**WORKING DATA**
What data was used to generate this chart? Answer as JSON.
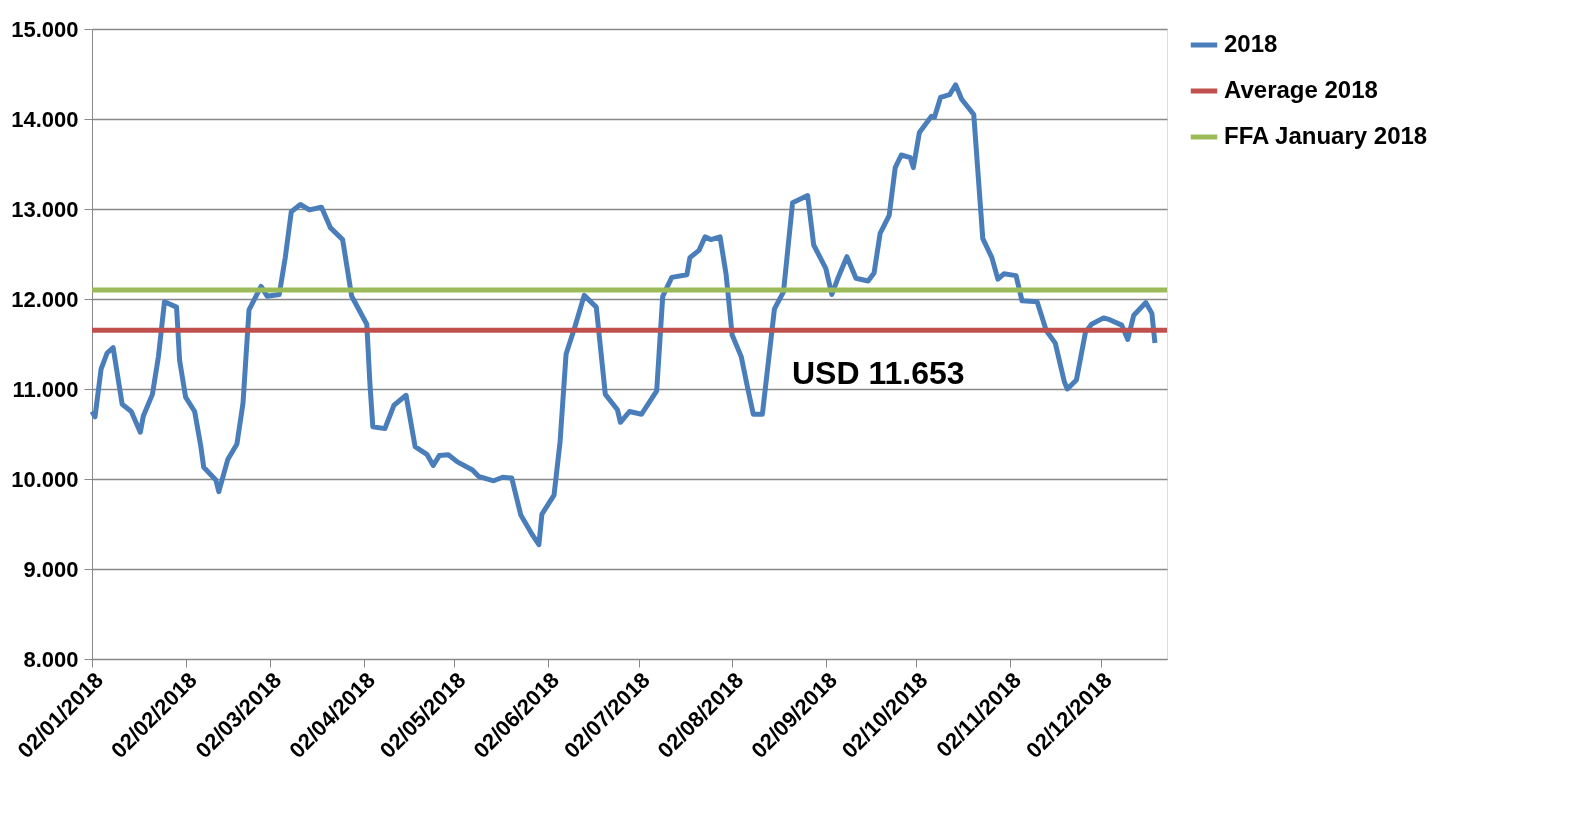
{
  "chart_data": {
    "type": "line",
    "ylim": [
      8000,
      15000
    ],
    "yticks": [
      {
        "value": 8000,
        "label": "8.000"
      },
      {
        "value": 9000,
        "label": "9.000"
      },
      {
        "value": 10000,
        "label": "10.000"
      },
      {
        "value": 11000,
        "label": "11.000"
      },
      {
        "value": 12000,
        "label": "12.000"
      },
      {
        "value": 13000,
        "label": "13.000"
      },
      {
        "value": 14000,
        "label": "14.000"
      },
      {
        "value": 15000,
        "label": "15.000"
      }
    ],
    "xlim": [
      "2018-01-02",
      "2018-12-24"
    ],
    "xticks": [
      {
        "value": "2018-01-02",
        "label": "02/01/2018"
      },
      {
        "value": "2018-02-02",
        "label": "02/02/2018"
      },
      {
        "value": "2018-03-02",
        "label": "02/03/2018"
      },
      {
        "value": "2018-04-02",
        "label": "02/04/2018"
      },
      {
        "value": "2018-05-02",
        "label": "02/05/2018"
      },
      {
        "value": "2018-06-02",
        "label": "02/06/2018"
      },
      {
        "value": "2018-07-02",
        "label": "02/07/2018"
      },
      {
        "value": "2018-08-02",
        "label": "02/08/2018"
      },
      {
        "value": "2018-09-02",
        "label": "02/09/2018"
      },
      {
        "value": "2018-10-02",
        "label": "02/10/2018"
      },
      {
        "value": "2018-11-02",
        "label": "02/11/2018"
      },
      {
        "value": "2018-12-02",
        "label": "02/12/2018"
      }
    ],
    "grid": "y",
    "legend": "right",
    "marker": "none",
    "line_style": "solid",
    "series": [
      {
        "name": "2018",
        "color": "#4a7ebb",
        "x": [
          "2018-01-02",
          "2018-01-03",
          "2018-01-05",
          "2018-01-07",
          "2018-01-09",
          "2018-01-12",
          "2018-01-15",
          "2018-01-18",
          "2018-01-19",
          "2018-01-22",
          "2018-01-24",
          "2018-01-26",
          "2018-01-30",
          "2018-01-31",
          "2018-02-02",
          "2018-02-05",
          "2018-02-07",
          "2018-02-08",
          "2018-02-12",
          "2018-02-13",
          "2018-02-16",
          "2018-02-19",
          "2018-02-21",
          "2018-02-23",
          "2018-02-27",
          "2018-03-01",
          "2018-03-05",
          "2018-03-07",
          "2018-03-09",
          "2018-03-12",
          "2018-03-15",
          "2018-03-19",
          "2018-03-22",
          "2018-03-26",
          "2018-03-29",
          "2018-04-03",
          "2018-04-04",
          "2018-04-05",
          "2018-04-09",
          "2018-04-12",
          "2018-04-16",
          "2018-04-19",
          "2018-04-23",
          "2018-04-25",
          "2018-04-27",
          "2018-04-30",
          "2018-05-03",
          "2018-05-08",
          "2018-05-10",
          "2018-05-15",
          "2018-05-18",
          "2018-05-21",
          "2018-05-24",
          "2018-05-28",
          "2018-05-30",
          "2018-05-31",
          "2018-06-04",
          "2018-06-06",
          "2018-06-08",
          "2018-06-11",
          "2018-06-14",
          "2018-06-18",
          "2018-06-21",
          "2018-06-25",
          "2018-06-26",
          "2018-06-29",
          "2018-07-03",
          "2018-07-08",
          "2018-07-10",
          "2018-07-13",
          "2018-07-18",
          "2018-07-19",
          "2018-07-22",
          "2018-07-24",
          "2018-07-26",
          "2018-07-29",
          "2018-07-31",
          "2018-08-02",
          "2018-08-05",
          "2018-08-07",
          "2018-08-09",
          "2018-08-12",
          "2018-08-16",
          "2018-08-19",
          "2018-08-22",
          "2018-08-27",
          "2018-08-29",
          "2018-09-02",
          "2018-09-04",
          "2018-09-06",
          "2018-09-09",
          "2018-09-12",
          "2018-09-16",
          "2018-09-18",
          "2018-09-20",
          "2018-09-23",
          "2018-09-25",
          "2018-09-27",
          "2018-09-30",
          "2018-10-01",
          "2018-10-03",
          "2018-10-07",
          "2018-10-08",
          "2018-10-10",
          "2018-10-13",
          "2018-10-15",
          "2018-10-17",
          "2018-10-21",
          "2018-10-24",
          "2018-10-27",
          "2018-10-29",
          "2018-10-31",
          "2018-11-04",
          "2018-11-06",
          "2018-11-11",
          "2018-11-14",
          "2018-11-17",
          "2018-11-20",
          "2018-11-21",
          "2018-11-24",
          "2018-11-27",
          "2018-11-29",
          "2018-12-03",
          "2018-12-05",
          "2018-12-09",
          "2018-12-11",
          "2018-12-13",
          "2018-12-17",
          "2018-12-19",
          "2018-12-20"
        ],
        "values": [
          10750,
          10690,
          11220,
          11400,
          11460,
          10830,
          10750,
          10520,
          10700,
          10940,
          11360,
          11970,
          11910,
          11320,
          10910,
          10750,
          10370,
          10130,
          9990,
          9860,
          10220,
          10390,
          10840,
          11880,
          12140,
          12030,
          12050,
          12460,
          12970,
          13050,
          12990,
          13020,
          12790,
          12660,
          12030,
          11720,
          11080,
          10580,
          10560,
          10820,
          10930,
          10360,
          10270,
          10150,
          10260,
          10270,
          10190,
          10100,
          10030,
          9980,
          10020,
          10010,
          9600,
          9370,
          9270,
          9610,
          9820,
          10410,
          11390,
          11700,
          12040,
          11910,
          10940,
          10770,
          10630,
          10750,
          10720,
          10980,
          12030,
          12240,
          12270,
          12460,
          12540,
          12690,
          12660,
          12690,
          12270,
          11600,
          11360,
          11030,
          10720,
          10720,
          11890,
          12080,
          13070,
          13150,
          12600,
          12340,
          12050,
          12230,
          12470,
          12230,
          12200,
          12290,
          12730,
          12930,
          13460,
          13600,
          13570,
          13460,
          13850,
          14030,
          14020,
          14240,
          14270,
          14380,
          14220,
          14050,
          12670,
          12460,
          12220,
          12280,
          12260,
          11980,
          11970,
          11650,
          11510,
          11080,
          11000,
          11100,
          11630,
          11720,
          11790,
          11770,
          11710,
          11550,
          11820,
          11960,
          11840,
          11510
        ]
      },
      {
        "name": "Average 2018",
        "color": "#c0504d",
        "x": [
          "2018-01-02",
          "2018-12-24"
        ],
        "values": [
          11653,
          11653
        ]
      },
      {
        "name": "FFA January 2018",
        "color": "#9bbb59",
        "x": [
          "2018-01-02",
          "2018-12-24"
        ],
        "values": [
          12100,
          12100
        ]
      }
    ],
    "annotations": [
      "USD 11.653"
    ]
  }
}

**EXERCISE GOAL**
Without including any picture, retype the entries exactly.

**RESPONSE**
What data was used to generate this chart? Answer as JSON.
{
  "chart_data": {
    "type": "line",
    "ylim": [
      8000,
      15000
    ],
    "yticks": [
      {
        "value": 8000,
        "label": "8.000"
      },
      {
        "value": 9000,
        "label": "9.000"
      },
      {
        "value": 10000,
        "label": "10.000"
      },
      {
        "value": 11000,
        "label": "11.000"
      },
      {
        "value": 12000,
        "label": "12.000"
      },
      {
        "value": 13000,
        "label": "13.000"
      },
      {
        "value": 14000,
        "label": "14.000"
      },
      {
        "value": 15000,
        "label": "15.000"
      }
    ],
    "xlim": [
      "2018-01-02",
      "2018-12-24"
    ],
    "xticks": [
      {
        "value": "2018-01-02",
        "label": "02/01/2018"
      },
      {
        "value": "2018-02-02",
        "label": "02/02/2018"
      },
      {
        "value": "2018-03-02",
        "label": "02/03/2018"
      },
      {
        "value": "2018-04-02",
        "label": "02/04/2018"
      },
      {
        "value": "2018-05-02",
        "label": "02/05/2018"
      },
      {
        "value": "2018-06-02",
        "label": "02/06/2018"
      },
      {
        "value": "2018-07-02",
        "label": "02/07/2018"
      },
      {
        "value": "2018-08-02",
        "label": "02/08/2018"
      },
      {
        "value": "2018-09-02",
        "label": "02/09/2018"
      },
      {
        "value": "2018-10-02",
        "label": "02/10/2018"
      },
      {
        "value": "2018-11-02",
        "label": "02/11/2018"
      },
      {
        "value": "2018-12-02",
        "label": "02/12/2018"
      }
    ],
    "grid": "y",
    "legend": "right",
    "marker": "none",
    "line_style": "solid",
    "series": [
      {
        "name": "2018",
        "color": "#4a7ebb",
        "x": [
          "2018-01-02",
          "2018-01-03",
          "2018-01-05",
          "2018-01-07",
          "2018-01-09",
          "2018-01-12",
          "2018-01-15",
          "2018-01-18",
          "2018-01-19",
          "2018-01-22",
          "2018-01-24",
          "2018-01-26",
          "2018-01-30",
          "2018-01-31",
          "2018-02-02",
          "2018-02-05",
          "2018-02-07",
          "2018-02-08",
          "2018-02-12",
          "2018-02-13",
          "2018-02-16",
          "2018-02-19",
          "2018-02-21",
          "2018-02-23",
          "2018-02-27",
          "2018-03-01",
          "2018-03-05",
          "2018-03-07",
          "2018-03-09",
          "2018-03-12",
          "2018-03-15",
          "2018-03-19",
          "2018-03-22",
          "2018-03-26",
          "2018-03-29",
          "2018-04-03",
          "2018-04-04",
          "2018-04-05",
          "2018-04-09",
          "2018-04-12",
          "2018-04-16",
          "2018-04-19",
          "2018-04-23",
          "2018-04-25",
          "2018-04-27",
          "2018-04-30",
          "2018-05-03",
          "2018-05-08",
          "2018-05-10",
          "2018-05-15",
          "2018-05-18",
          "2018-05-21",
          "2018-05-24",
          "2018-05-28",
          "2018-05-30",
          "2018-05-31",
          "2018-06-04",
          "2018-06-06",
          "2018-06-08",
          "2018-06-11",
          "2018-06-14",
          "2018-06-18",
          "2018-06-21",
          "2018-06-25",
          "2018-06-26",
          "2018-06-29",
          "2018-07-03",
          "2018-07-08",
          "2018-07-10",
          "2018-07-13",
          "2018-07-18",
          "2018-07-19",
          "2018-07-22",
          "2018-07-24",
          "2018-07-26",
          "2018-07-29",
          "2018-07-31",
          "2018-08-02",
          "2018-08-05",
          "2018-08-07",
          "2018-08-09",
          "2018-08-12",
          "2018-08-16",
          "2018-08-19",
          "2018-08-22",
          "2018-08-27",
          "2018-08-29",
          "2018-09-02",
          "2018-09-04",
          "2018-09-06",
          "2018-09-09",
          "2018-09-12",
          "2018-09-16",
          "2018-09-18",
          "2018-09-20",
          "2018-09-23",
          "2018-09-25",
          "2018-09-27",
          "2018-09-30",
          "2018-10-01",
          "2018-10-03",
          "2018-10-07",
          "2018-10-08",
          "2018-10-10",
          "2018-10-13",
          "2018-10-15",
          "2018-10-17",
          "2018-10-21",
          "2018-10-24",
          "2018-10-27",
          "2018-10-29",
          "2018-10-31",
          "2018-11-04",
          "2018-11-06",
          "2018-11-11",
          "2018-11-14",
          "2018-11-17",
          "2018-11-20",
          "2018-11-21",
          "2018-11-24",
          "2018-11-27",
          "2018-11-29",
          "2018-12-03",
          "2018-12-05",
          "2018-12-09",
          "2018-12-11",
          "2018-12-13",
          "2018-12-17",
          "2018-12-19",
          "2018-12-20"
        ],
        "values": [
          10750,
          10690,
          11220,
          11400,
          11460,
          10830,
          10750,
          10520,
          10700,
          10940,
          11360,
          11970,
          11910,
          11320,
          10910,
          10750,
          10370,
          10130,
          9990,
          9860,
          10220,
          10390,
          10840,
          11880,
          12140,
          12030,
          12050,
          12460,
          12970,
          13050,
          12990,
          13020,
          12790,
          12660,
          12030,
          11720,
          11080,
          10580,
          10560,
          10820,
          10930,
          10360,
          10270,
          10150,
          10260,
          10270,
          10190,
          10100,
          10030,
          9980,
          10020,
          10010,
          9600,
          9370,
          9270,
          9610,
          9820,
          10410,
          11390,
          11700,
          12040,
          11910,
          10940,
          10770,
          10630,
          10750,
          10720,
          10980,
          12030,
          12240,
          12270,
          12460,
          12540,
          12690,
          12660,
          12690,
          12270,
          11600,
          11360,
          11030,
          10720,
          10720,
          11890,
          12080,
          13070,
          13150,
          12600,
          12340,
          12050,
          12230,
          12470,
          12230,
          12200,
          12290,
          12730,
          12930,
          13460,
          13600,
          13570,
          13460,
          13850,
          14030,
          14020,
          14240,
          14270,
          14380,
          14220,
          14050,
          12670,
          12460,
          12220,
          12280,
          12260,
          11980,
          11970,
          11650,
          11510,
          11080,
          11000,
          11100,
          11630,
          11720,
          11790,
          11770,
          11710,
          11550,
          11820,
          11960,
          11840,
          11510
        ]
      },
      {
        "name": "Average 2018",
        "color": "#c0504d",
        "x": [
          "2018-01-02",
          "2018-12-24"
        ],
        "values": [
          11653,
          11653
        ]
      },
      {
        "name": "FFA January 2018",
        "color": "#9bbb59",
        "x": [
          "2018-01-02",
          "2018-12-24"
        ],
        "values": [
          12100,
          12100
        ]
      }
    ],
    "annotations": [
      "USD 11.653"
    ]
  }
}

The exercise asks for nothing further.